Your task is to locate every line holding the string "减少有机物的消耗" and to copy each of them.

### RECORDS SUPPLIED

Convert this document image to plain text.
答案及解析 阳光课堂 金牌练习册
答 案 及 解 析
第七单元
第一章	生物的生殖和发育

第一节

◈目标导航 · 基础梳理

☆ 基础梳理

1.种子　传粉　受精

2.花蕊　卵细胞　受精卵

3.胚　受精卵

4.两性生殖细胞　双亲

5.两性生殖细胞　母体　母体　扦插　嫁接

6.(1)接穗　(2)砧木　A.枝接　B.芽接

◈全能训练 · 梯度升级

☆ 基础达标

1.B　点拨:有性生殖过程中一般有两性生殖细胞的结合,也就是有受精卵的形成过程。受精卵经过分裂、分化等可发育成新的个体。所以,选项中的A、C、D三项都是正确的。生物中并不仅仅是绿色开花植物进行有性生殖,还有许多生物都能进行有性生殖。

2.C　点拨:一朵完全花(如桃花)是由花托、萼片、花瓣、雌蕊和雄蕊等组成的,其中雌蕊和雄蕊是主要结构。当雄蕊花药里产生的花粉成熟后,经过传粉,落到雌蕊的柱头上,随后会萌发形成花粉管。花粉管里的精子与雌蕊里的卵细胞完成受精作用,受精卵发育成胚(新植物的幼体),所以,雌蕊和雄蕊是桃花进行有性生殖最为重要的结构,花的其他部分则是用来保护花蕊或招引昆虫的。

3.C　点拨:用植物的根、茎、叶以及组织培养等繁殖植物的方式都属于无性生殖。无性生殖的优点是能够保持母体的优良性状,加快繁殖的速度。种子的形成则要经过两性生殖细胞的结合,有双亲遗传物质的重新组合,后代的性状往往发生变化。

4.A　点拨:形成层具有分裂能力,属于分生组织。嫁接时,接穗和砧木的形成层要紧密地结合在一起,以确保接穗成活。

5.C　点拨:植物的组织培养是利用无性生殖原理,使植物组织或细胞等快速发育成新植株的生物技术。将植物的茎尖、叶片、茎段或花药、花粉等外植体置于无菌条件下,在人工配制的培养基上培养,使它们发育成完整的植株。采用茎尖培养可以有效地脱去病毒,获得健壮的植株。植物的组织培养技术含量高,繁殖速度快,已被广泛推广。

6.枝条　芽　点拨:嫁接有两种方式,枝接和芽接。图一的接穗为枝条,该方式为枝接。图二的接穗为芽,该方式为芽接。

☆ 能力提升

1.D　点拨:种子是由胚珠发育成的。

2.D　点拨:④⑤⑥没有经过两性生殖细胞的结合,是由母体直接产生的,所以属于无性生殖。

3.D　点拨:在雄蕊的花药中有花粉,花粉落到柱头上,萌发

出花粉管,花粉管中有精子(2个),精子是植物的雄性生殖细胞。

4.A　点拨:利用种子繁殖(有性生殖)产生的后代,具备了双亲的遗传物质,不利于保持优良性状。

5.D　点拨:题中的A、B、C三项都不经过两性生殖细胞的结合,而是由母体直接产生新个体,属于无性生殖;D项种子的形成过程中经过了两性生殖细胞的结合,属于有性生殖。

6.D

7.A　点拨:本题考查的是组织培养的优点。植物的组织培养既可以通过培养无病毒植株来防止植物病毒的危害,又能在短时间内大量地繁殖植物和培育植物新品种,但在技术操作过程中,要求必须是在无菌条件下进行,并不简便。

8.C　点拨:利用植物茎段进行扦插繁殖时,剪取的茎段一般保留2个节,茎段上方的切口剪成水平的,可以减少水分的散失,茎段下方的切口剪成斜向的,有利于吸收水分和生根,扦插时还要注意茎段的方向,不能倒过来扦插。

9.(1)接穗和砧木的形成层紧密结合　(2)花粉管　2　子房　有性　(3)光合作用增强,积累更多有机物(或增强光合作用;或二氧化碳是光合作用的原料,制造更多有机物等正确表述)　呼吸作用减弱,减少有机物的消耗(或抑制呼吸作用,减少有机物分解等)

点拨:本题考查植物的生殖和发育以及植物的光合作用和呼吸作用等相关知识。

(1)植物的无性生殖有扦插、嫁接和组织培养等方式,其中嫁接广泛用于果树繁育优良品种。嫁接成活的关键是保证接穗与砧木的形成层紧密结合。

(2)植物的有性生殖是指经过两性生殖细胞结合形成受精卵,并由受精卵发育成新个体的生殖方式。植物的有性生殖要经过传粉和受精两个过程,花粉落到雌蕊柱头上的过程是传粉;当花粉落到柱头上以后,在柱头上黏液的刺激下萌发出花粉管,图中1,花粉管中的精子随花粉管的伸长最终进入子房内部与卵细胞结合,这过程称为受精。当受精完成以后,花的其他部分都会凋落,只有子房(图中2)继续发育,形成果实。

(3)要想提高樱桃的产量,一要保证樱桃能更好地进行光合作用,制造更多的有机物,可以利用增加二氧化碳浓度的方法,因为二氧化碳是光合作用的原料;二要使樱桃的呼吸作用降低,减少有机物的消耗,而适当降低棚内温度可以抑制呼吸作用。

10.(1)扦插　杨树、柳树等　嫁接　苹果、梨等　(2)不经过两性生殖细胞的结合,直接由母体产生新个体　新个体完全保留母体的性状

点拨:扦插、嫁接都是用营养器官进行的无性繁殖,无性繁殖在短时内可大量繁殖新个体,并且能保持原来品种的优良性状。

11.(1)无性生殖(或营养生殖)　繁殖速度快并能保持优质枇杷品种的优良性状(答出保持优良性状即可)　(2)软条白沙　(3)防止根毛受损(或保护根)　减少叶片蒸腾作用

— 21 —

######

CORRECT OUTPUT:
9.(1)接穗和砧木的形成层紧密结合　(2)花粉管　2　子房　有性　(3)光合作用增强,积累更多有机物(或增强光合作用;或二氧化碳是光合作用的原料,制造更多有机物等正确表述)　呼吸作用减弱,减少有机物的消耗(或抑制呼吸作用,减少有机物分解等)
(3)要想提高樱桃的产量,一要保证樱桃能更好地进行光合作用,制造更多的有机物,可以利用增加二氧化碳浓度的方法,因为二氧化碳是光合作用的原料;二要使樱桃的呼吸作用降低,减少有机物的消耗,而适当降低棚内温度可以抑制呼吸作用。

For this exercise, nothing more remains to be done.